◆ **What you have to do**: Pull every line containing "xlabel" out of the material below.

◆ **Data for this task**:
────────────────────────────────────────
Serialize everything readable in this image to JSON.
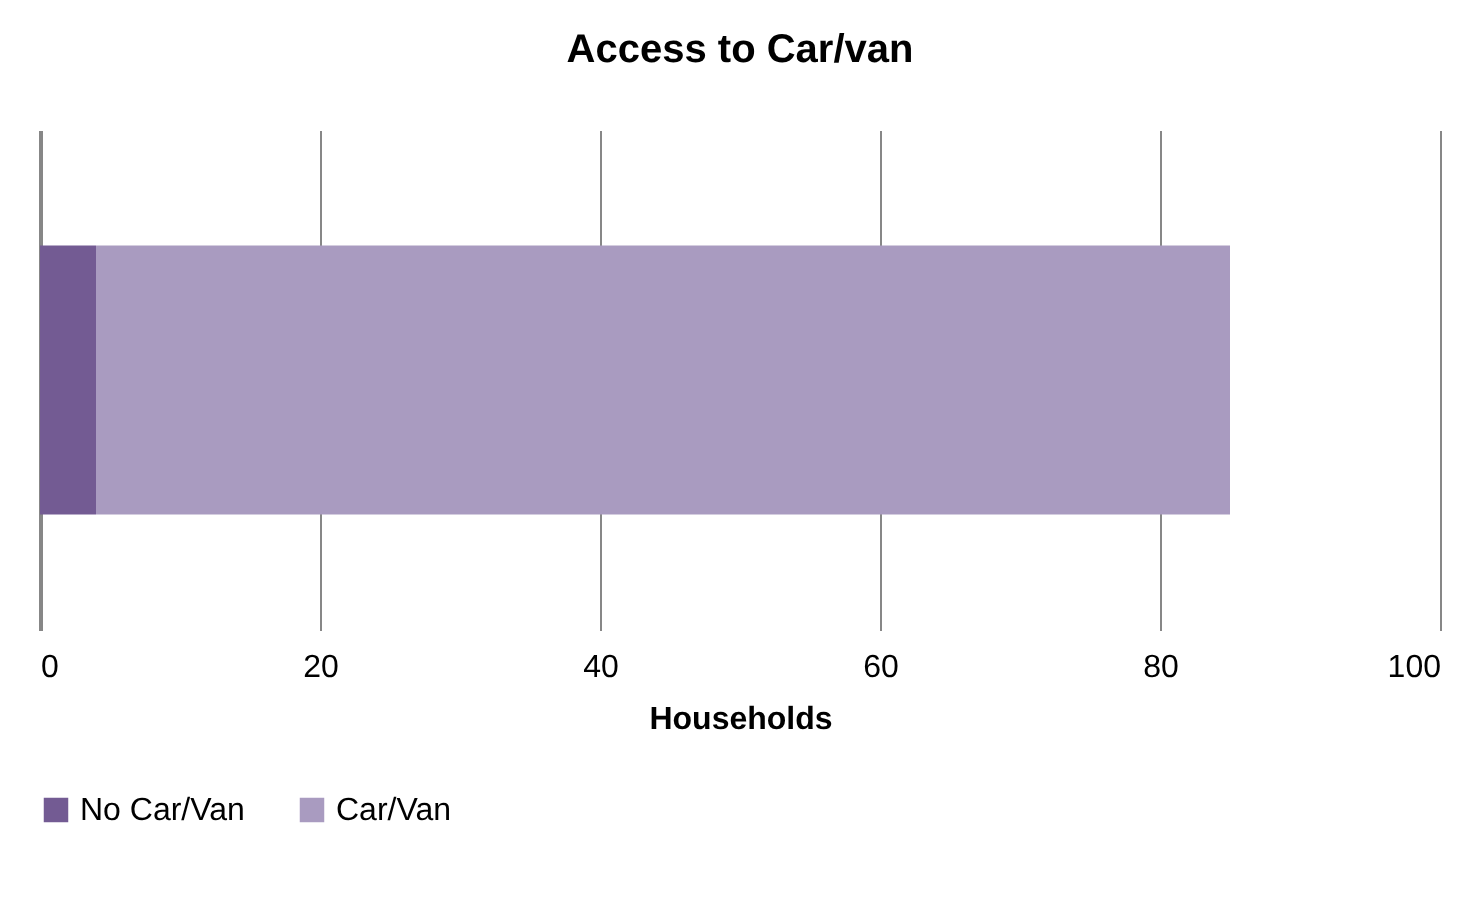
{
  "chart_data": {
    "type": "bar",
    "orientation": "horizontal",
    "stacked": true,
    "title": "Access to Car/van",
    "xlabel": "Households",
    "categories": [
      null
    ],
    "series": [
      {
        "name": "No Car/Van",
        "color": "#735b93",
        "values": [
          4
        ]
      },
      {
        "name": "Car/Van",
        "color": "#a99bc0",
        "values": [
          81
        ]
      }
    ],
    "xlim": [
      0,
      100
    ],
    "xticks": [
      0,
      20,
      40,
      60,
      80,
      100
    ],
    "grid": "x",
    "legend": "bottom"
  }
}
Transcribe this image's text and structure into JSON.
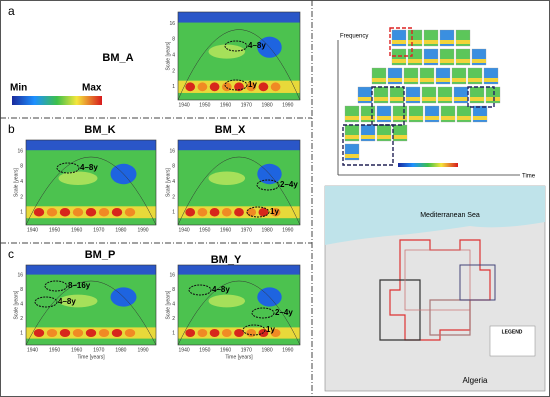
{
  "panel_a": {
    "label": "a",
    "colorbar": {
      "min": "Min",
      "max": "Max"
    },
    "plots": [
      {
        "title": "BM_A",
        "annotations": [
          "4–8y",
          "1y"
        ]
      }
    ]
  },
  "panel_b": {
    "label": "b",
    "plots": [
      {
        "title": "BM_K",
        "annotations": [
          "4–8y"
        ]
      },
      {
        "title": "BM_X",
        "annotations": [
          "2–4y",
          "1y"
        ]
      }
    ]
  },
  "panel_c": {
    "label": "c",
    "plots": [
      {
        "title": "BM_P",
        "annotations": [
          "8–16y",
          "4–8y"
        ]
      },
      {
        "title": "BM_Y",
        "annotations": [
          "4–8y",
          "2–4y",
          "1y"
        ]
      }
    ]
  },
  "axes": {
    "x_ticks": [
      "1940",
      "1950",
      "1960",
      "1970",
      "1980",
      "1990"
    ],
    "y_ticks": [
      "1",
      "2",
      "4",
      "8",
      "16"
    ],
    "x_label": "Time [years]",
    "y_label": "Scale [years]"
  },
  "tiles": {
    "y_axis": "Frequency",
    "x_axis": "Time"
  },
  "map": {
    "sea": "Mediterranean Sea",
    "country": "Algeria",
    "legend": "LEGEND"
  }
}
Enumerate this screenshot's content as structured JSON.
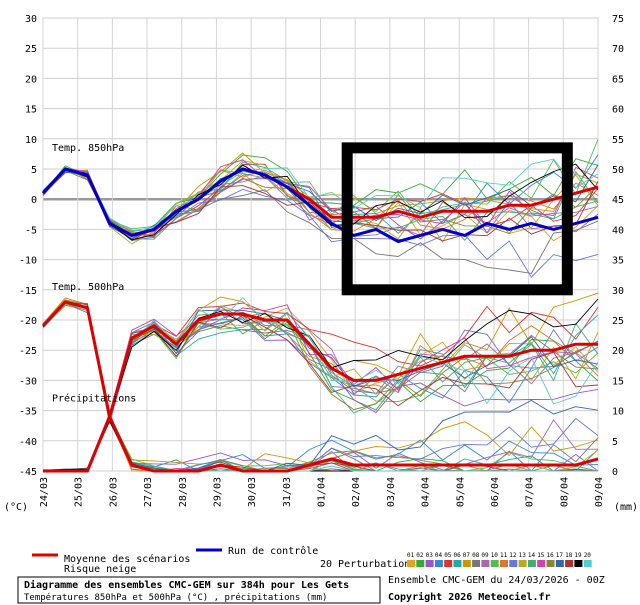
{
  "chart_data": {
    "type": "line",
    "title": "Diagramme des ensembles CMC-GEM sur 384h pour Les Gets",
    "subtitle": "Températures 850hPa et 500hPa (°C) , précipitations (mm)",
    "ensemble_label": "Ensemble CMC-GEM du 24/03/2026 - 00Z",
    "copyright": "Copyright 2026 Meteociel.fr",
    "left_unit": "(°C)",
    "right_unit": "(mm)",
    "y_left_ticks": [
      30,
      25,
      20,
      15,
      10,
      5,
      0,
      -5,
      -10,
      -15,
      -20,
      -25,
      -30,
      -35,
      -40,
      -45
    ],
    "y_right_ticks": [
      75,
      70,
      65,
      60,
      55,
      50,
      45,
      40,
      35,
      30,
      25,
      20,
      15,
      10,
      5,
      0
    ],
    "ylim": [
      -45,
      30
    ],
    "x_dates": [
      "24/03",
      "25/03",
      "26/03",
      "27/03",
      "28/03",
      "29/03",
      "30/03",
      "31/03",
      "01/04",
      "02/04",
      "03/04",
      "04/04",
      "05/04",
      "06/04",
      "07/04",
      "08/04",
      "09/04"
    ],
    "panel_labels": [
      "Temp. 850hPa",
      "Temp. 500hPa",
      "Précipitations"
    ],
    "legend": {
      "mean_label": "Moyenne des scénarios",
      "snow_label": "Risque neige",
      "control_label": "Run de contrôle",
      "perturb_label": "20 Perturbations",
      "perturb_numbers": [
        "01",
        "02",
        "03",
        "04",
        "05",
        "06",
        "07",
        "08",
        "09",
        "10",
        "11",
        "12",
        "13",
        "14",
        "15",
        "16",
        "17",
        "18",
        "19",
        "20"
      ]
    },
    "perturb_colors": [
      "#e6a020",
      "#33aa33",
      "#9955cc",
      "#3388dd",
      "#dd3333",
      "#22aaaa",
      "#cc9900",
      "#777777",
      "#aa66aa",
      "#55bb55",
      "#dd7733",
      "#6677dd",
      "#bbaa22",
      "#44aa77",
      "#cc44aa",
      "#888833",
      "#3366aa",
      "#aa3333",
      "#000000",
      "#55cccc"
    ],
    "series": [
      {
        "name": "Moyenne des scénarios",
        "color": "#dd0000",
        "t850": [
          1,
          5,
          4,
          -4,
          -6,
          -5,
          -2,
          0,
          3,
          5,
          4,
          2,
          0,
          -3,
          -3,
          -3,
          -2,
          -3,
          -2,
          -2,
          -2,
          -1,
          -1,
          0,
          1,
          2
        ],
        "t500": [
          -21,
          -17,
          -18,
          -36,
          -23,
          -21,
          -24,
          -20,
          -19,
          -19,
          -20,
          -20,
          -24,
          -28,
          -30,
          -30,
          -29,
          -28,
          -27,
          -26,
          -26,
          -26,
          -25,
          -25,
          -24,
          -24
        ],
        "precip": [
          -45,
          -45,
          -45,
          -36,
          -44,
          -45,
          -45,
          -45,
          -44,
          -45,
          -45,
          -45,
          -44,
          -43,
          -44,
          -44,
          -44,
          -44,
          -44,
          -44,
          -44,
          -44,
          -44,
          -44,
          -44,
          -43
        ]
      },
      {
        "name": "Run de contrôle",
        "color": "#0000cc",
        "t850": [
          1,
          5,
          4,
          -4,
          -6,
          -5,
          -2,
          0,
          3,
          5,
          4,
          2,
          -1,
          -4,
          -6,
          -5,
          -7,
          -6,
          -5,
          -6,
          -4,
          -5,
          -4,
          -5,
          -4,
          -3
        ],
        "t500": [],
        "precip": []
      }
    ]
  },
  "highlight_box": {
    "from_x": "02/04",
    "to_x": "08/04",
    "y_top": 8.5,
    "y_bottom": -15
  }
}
────────────────────────────────────────
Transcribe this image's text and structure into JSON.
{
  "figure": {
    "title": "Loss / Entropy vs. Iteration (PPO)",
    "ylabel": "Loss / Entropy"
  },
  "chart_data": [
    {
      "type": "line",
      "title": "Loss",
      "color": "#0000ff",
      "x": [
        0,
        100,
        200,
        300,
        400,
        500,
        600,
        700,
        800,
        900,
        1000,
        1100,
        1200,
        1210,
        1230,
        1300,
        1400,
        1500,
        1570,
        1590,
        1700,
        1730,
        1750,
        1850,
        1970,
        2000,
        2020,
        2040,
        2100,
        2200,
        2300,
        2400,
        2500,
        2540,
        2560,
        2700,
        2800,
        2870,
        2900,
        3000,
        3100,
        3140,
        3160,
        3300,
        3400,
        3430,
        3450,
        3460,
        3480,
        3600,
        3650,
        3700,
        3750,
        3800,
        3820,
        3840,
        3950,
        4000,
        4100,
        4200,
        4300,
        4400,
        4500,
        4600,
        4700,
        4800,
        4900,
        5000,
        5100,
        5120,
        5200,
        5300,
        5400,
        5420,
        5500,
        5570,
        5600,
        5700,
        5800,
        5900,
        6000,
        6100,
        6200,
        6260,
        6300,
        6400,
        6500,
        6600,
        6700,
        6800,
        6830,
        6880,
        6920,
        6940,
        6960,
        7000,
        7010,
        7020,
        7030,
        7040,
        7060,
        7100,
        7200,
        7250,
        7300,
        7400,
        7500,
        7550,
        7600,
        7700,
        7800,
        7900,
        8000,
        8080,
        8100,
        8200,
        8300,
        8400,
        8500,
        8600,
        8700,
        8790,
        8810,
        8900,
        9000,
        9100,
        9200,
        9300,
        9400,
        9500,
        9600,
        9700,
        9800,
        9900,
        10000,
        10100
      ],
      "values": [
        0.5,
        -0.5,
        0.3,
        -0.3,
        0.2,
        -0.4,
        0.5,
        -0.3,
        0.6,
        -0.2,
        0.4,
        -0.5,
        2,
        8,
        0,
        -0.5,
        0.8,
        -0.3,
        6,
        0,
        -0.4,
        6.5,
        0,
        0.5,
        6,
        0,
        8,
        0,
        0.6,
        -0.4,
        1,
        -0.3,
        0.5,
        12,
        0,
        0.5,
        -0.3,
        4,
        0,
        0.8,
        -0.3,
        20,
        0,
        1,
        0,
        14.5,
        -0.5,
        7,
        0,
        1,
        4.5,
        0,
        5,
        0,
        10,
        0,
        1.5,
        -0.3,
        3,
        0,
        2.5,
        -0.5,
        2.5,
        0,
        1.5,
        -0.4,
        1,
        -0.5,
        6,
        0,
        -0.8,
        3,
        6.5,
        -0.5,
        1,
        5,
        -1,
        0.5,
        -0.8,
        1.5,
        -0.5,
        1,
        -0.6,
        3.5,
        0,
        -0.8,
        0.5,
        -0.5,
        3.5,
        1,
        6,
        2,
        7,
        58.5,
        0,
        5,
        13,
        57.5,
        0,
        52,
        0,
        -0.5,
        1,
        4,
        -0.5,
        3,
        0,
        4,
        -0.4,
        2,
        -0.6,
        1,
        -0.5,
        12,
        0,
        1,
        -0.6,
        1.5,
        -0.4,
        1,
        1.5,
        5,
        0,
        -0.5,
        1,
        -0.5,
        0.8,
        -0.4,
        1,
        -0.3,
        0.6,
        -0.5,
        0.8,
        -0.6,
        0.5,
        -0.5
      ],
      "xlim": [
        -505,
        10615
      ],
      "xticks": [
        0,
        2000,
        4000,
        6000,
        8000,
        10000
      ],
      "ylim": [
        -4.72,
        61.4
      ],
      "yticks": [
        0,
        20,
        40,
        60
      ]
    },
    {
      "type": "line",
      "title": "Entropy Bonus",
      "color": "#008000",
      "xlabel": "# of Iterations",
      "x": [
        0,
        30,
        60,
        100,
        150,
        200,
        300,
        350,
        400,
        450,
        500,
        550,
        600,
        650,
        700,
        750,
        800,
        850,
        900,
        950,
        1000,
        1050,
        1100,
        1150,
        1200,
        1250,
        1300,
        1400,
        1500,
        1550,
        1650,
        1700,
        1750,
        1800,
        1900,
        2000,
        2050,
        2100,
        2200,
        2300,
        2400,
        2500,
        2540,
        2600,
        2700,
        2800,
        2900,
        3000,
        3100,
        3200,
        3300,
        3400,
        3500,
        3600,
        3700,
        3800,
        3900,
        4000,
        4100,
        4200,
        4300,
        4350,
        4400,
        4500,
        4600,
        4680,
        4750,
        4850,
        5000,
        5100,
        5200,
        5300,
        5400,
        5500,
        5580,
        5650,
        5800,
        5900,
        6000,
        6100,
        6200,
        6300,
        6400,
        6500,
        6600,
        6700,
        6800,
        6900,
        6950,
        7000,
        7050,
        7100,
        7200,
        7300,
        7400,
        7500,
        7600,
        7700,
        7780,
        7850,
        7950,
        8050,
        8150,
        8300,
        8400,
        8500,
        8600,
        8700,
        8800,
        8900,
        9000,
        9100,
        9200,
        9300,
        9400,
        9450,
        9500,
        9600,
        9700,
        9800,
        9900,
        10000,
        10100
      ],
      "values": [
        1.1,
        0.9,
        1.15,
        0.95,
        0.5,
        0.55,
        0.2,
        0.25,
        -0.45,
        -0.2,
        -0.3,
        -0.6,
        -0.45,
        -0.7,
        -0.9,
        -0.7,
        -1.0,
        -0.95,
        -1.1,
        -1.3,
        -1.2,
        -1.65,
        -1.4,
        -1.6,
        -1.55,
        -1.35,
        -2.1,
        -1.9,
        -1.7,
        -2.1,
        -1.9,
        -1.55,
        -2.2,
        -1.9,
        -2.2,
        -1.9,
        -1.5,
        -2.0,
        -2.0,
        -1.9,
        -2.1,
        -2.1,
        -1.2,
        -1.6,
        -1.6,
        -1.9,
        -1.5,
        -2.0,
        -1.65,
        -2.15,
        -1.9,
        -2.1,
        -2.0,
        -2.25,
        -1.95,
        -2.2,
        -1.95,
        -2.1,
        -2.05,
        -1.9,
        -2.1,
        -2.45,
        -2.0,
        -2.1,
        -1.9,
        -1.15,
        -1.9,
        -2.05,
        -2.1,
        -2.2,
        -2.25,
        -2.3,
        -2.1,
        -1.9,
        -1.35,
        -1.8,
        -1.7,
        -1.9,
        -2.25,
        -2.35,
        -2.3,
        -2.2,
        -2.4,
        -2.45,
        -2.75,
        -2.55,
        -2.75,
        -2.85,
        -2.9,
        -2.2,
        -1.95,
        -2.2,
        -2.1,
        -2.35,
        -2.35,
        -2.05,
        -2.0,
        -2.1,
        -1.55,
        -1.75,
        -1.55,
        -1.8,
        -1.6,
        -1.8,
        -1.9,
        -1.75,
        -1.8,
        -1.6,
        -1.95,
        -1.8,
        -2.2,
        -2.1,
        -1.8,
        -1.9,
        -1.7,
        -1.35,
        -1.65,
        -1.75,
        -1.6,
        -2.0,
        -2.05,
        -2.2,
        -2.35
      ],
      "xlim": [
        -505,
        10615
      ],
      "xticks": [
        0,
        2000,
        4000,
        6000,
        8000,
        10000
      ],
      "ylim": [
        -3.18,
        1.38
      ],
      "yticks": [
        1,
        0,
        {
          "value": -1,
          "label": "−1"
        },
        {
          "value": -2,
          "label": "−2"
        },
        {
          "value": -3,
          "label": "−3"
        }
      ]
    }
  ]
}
────────────────────────────────────────
◆ **Correct answer**:
    "xlabel": "Households",
      "xlabel": "# of Iterations",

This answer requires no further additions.